— begin DATA SUPPLIED —

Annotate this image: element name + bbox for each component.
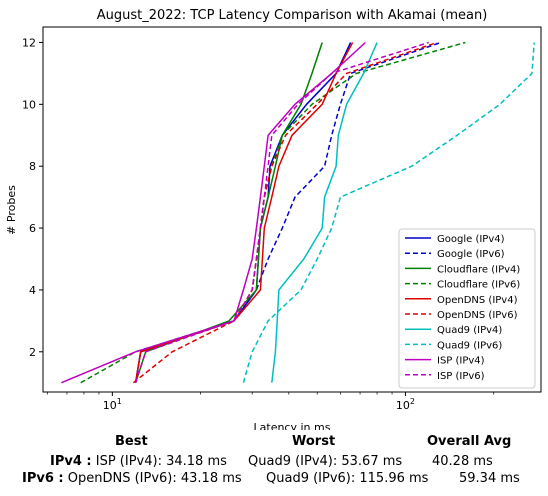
x-tick-label: 101	[103, 397, 122, 412]
ipv6-row: IPv6 : OpenDNS (IPv6): 43.18 ms	[22, 471, 242, 486]
chart-title: August_2022: TCP Latency Comparison with…	[97, 8, 488, 23]
legend-label-quad9-ipv4: Quad9 (IPv4)	[437, 325, 502, 336]
y-tick-label: 4	[29, 284, 36, 297]
series-line-isp-ipv4	[61, 41, 366, 384]
axis-layer: 2 4 6 8 10 12 101 102	[22, 36, 495, 412]
legend-label-quad9-ipv6: Quad9 (IPv6)	[437, 340, 502, 351]
plot-area	[42, 26, 542, 393]
series-line-quad9-ipv4	[271, 42, 378, 383]
series-layer	[61, 41, 535, 384]
ipv4-avg: 40.28 ms	[432, 454, 493, 469]
ipv4-label: IPv4 :	[50, 454, 92, 469]
series-line-google-ipv6	[134, 41, 442, 383]
ipv4-best: ISP (IPv4): 34.18 ms	[95, 454, 227, 469]
ipv6-label: IPv6 :	[22, 471, 64, 486]
y-tick-label: 12	[22, 36, 36, 49]
ipv4-row: IPv4 : ISP (IPv4): 34.18 ms	[50, 454, 227, 469]
worst-header: Worst	[292, 434, 336, 449]
legend-label-opendns-ipv4: OpenDNS (IPv4)	[437, 295, 518, 306]
summary-table: Best Worst Overall Avg IPv4 : ISP (IPv4)…	[0, 430, 548, 496]
series-line-cloudflare-ipv4	[134, 42, 323, 383]
ipv6-best: OpenDNS (IPv6): 43.18 ms	[67, 471, 242, 486]
avg-header: Overall Avg	[427, 434, 512, 449]
latency-chart: August_2022: TCP Latency Comparison with…	[5, 8, 542, 430]
legend-label-isp-ipv4: ISP (IPv4)	[437, 356, 485, 367]
series-line-opendns-ipv6	[132, 41, 438, 384]
legend-label-isp-ipv6: ISP (IPv6)	[437, 371, 485, 382]
x-axis-label: Latency in ms	[254, 421, 331, 430]
y-tick-label: 8	[29, 160, 36, 173]
legend: Google (IPv4) Google (IPv6) Cloudflare (IP…	[398, 228, 536, 389]
y-axis-label: # Probes	[5, 185, 18, 235]
legend-label-opendns-ipv6: OpenDNS (IPv6)	[437, 310, 518, 321]
ipv6-worst: Quad9 (IPv6): 115.96 ms	[266, 471, 429, 486]
ipv4-worst: Quad9 (IPv4): 53.67 ms	[248, 454, 403, 469]
best-header: Best	[115, 434, 148, 449]
series-line-opendns-ipv4	[134, 42, 354, 383]
y-tick-label: 6	[29, 222, 36, 235]
legend-label-cloudflare-ipv4: Cloudflare (IPv4)	[437, 264, 520, 275]
legend-label-google-ipv6: Google (IPv6)	[437, 249, 505, 260]
series-line-google-ipv4	[134, 42, 352, 383]
ipv6-avg: 59.34 ms	[459, 471, 520, 486]
y-tick-label: 10	[22, 98, 36, 111]
legend-label-cloudflare-ipv6: Cloudflare (IPv6)	[437, 280, 520, 291]
legend-frame	[398, 228, 536, 389]
legend-label-google-ipv4: Google (IPv4)	[437, 234, 505, 245]
y-tick-label: 2	[29, 346, 36, 359]
series-line-isp-ipv6	[134, 41, 429, 383]
x-tick-label: 102	[396, 397, 415, 412]
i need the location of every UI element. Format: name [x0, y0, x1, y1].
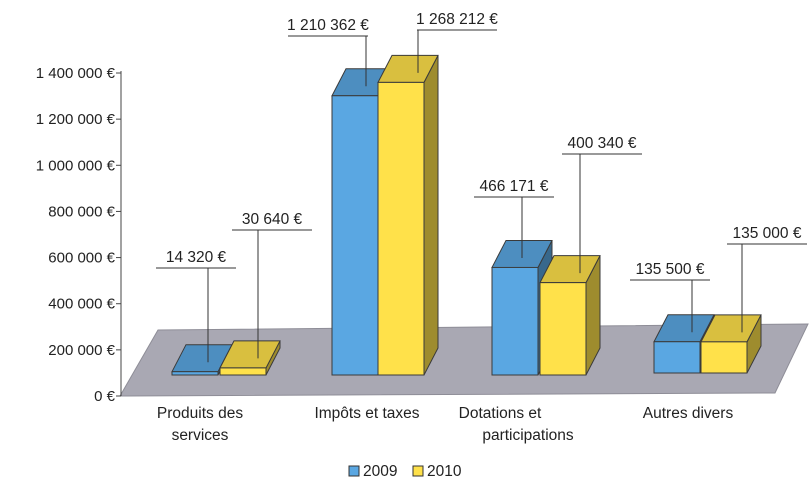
- bar-2010-2: [539, 282, 587, 376]
- category-labels: Produits des services Impôts et taxes Dotat…: [157, 405, 734, 444]
- bar-2009-2: [491, 266, 539, 376]
- bars: [171, 54, 762, 376]
- data-label: 135 500 €: [636, 261, 705, 278]
- bar-2009-3: [653, 341, 701, 374]
- category-label: Impôts et taxes: [314, 405, 419, 422]
- y-tick-label: 1 000 000 €: [36, 157, 116, 174]
- category-label: Dotations et participations: [459, 405, 574, 444]
- floor-plane: [119, 323, 809, 397]
- bar-2010-0: [219, 367, 267, 376]
- data-label: 135 000 €: [733, 225, 802, 242]
- data-label: 30 640 €: [242, 211, 303, 228]
- legend-swatch-2010: [412, 465, 424, 477]
- data-label: 14 320 €: [166, 249, 227, 266]
- legend-label-2009: 2009: [363, 463, 397, 480]
- legend: 2009 2010: [348, 463, 462, 480]
- y-tick-label: 800 000 €: [48, 203, 115, 220]
- legend-swatch-2009: [348, 465, 360, 477]
- data-label: 400 340 €: [568, 135, 637, 152]
- y-tick-label: 400 000 €: [48, 296, 115, 313]
- data-labels: 14 320 € 30 640 € 1 210 362 € 1 268 212 € 46…: [156, 11, 807, 363]
- category-label: Produits des services: [157, 405, 243, 444]
- chart-floor: [119, 323, 809, 397]
- data-label: 1 268 212 €: [416, 11, 498, 28]
- legend-label-2010: 2010: [427, 463, 462, 480]
- y-tick-label: 600 000 €: [48, 250, 115, 267]
- data-label: 1 210 362 €: [287, 17, 369, 34]
- data-label: 466 171 €: [480, 178, 549, 195]
- y-tick-label: 0 €: [94, 388, 116, 405]
- y-axis: 0 € 200 000 € 400 000 € 600 000 € 800 000 € 1…: [36, 65, 122, 405]
- y-tick-label: 1 400 000 €: [36, 65, 116, 82]
- bar-2009-1: [331, 95, 379, 376]
- y-tick-label: 1 200 000 €: [36, 111, 116, 128]
- bar-2009-0: [171, 371, 219, 376]
- bar-side: [423, 55, 439, 376]
- bar-2010-1: [377, 81, 425, 376]
- bar-2010-3: [700, 341, 748, 374]
- y-tick-label: 200 000 €: [48, 342, 115, 359]
- category-label: Autres divers: [643, 405, 734, 422]
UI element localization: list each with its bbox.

— end DATA SUPPLIED —

**STATED PROBLEM:**
Rewrite all of the lines above as a JSON list of strings, one string per line, with blank lines skipped. Leave the pictures out of the list.

**CORRECT ANSWER:**
[
  "Annotate this image: element name + bbox for each component.",
  "x-tick-label: 101\t[103, 397, 122, 412]",
  "ipv6-row: IPv6 : OpenDNS (IPv6): 43.18 ms\t[22, 471, 242, 486]",
  "chart-title: August_2022: TCP Latency Comparison with…\t[97, 8, 488, 23]",
  "legend-label-quad9-ipv4: Quad9 (IPv4)\t[437, 325, 502, 336]",
  "y-tick-label: 4\t[29, 284, 36, 297]",
  "series-line-isp-ipv4\t[61, 41, 366, 384]",
  "axis-layer: 2 4 6 8 10 12 101 102\t[22, 36, 495, 412]",
  "legend-label-quad9-ipv6: Quad9 (IPv6)\t[437, 340, 502, 351]",
  "plot-area\t[42, 26, 542, 393]",
  "series-line-quad9-ipv4\t[271, 42, 378, 383]",
  "series-layer\t[61, 41, 535, 384]",
  "ipv4-avg: 40.28 ms\t[432, 454, 493, 469]",
  "ipv4-label: IPv4 :\t[50, 454, 92, 469]",
  "series-line-google-ipv6\t[134, 41, 442, 383]",
  "ipv4-best: ISP (IPv4): 34.18 ms\t[95, 454, 227, 469]",
  "ipv6-label: IPv6 :\t[22, 471, 64, 486]",
  "y-tick-label: 12\t[22, 36, 36, 49]",
  "ipv4-row: IPv4 : ISP (IPv4): 34.18 ms\t[50, 454, 227, 469]",
  "worst-header: Worst\t[292, 434, 336, 449]",
  "legend-label-opendns-ipv4: OpenDNS (IPv4)\t[437, 295, 518, 306]",
  "summary-table: Best Worst Overall Avg IPv4 : ISP (IPv4)…\t[0, 430, 548, 496]",
  "series-line-cloudflare-ipv4\t[134, 42, 323, 383]",
  "ipv6-best: OpenDNS (IPv6): 43.18 ms\t[67, 471, 242, 486]",
  "avg-header: Overall Avg\t[427, 434, 512, 449]",
  "latency-chart: August_2022: TCP Latency Comparison with…\t[5, 8, 542, 430]",
  "legend-label-isp-ipv4: ISP (IPv4)\t[437, 356, 485, 367]",
  "series-line-opendns-ipv6\t[132, 41, 438, 384]",
  "legend-label-isp-ipv6: ISP (IPv6)\t[437, 371, 485, 382]",
  "x-axis-label: Latency in ms\t[254, 421, 331, 430]",
  "y-tick-label: 8\t[29, 160, 36, 173]",
  "legend: Google (IPv4) Google (IPv6) Cloudflare (IP…\t[398, 228, 536, 389]",
  "y-axis-label: # Probes\t[5, 185, 18, 235]",
  "legend-label-opendns-ipv6: OpenDNS (IPv6)\t[437, 310, 518, 321]",
  "ipv6-worst: Quad9 (IPv6): 115.96 ms\t[266, 471, 429, 486]",
  "ipv4-worst: Quad9 (IPv4): 53.67 ms\t[248, 454, 403, 469]",
  "best-header: Best\t[115, 434, 148, 449]",
  "series-line-opendns-ipv4\t[134, 42, 354, 383]",
  "y-tick-label: 6\t[29, 222, 36, 235]",
  "legend-label-cloudflare-ipv4: Cloudflare (IPv4)\t[437, 264, 520, 275]",
  "legend-label-google-ipv6: Google (IPv6)\t[437, 249, 505, 260]",
  "series-line-google-ipv4\t[134, 42, 352, 383]",
  "ipv6-avg: 59.34 ms\t[459, 471, 520, 486]",
  "y-tick-label: 10\t[22, 98, 36, 111]",
  "legend-label-cloudflare-ipv6: Cloudflare (IPv6)\t[437, 280, 520, 291]",
  "legend-frame\t[398, 228, 536, 389]",
  "legend-label-google-ipv4: Google (IPv4)\t[437, 234, 505, 245]",
  "y-tick-label: 2\t[29, 346, 36, 359]",
  "series-line-isp-ipv6\t[134, 41, 429, 383]",
  "x-tick-label: 102\t[396, 397, 415, 412]",
  "i need the location of every UI element. Format: name [x0, y0, x1, y1].",
  "- bar-2010-2: [539, 282, 587, 376]",
  "- category-labels: Produits des services Impôts et taxes Dotat…: [157, 405, 734, 444]",
  "- bar-2009-2: [491, 266, 539, 376]",
  "- bars: [171, 54, 762, 376]",
  "- data-label: 135 500 €: [636, 261, 705, 278]",
  "- bar-2009-3: [653, 341, 701, 374]",
  "- category-label: Impôts et taxes: [314, 405, 419, 422]",
  "- y-tick-label: 1 000 000 €: [36, 157, 116, 174]",
  "- category-label: Dotations et participations: [459, 405, 574, 444]",
  "- floor-plane: [119, 323, 809, 397]",
  "- bar-2010-0: [219, 367, 267, 376]",
  "- data-label: 135 000 €: [733, 225, 802, 242]",
  "- data-label: 30 640 €: [242, 211, 303, 228]",
  "- legend-swatch-2010: [412, 465, 424, 477]",
  "- data-label: 14 320 €: [166, 249, 227, 266]",
  "- legend-label-2009: 2009: [363, 463, 397, 480]",
  "- legend: 2009 2010: [348, 463, 462, 480]",
  "- y-tick-label: 800 000 €: [48, 203, 115, 220]",
  "- legend-swatch-2009: [348, 465, 360, 477]",
  "- data-label: 400 340 €: [568, 135, 637, 152]",
  "- y-tick-label: 400 000 €: [48, 296, 115, 313]",
  "- data-labels: 14 320 € 30 640 € 1 210 362 € 1 268 212 € 46…: [156, 11, 807, 363]",
  "- category-label: Produits des services: [157, 405, 243, 444]",
  "- chart-floor: [119, 323, 809, 397]",
  "- data-label: 1 268 212 €: [416, 11, 498, 28]",
  "- legend-label-2010: 2010: [427, 463, 462, 480]",
  "- y-tick-label: 600 000 €: [48, 250, 115, 267]",
  "- data-label: 1 210 362 €: [287, 17, 369, 34]",
  "- data-label: 466 171 €: [480, 178, 549, 195]",
  "- y-tick-label: 0 €: [94, 388, 116, 405]",
  "- y-axis: 0 € 200 000 € 400 000 € 600 000 € 800 000 € 1…: [36, 65, 122, 405]",
  "- y-tick-label: 1 400 000 €: [36, 65, 116, 82]",
  "- bar-2009-1: [331, 95, 379, 376]",
  "- y-tick-label: 1 200 000 €: [36, 111, 116, 128]",
  "- bar-2009-0: [171, 371, 219, 376]",
  "- bar-side: [423, 55, 439, 376]",
  "- bar-2010-1: [377, 81, 425, 376]",
  "- bar-2010-3: [700, 341, 748, 374]",
  "- y-tick-label: 200 000 €: [48, 342, 115, 359]",
  "- category-label: Autres divers: [643, 405, 734, 422]",
  "UI element localization: list each with its bbox."
]